▶ [Entries provided]
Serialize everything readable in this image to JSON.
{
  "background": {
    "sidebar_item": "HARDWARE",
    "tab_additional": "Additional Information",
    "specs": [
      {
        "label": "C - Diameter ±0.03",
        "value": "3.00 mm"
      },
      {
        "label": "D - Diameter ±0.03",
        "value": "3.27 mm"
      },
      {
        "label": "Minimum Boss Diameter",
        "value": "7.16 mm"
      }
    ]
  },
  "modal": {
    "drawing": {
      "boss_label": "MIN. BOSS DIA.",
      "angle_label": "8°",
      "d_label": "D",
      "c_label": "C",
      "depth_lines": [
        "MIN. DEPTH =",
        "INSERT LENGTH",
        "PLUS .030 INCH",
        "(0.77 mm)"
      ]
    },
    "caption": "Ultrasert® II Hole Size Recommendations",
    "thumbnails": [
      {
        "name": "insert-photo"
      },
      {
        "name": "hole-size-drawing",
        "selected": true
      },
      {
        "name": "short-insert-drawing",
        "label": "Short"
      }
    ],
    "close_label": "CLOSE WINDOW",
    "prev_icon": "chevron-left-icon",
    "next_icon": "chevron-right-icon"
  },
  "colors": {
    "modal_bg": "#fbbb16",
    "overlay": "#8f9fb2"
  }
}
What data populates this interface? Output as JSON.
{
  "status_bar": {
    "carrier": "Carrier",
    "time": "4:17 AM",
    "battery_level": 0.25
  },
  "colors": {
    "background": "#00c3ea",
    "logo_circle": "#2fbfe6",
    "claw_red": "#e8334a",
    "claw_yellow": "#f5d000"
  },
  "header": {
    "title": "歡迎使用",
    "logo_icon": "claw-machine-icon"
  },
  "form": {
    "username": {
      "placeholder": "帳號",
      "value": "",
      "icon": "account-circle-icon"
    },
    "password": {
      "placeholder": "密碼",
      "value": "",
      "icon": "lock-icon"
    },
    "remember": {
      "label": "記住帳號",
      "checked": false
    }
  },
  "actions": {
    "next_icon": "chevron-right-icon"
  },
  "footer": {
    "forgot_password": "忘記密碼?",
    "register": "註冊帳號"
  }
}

▶ [What you should do]
Report only the count of lines that include the string "Diameter".

▶ [Answer to this problem]
3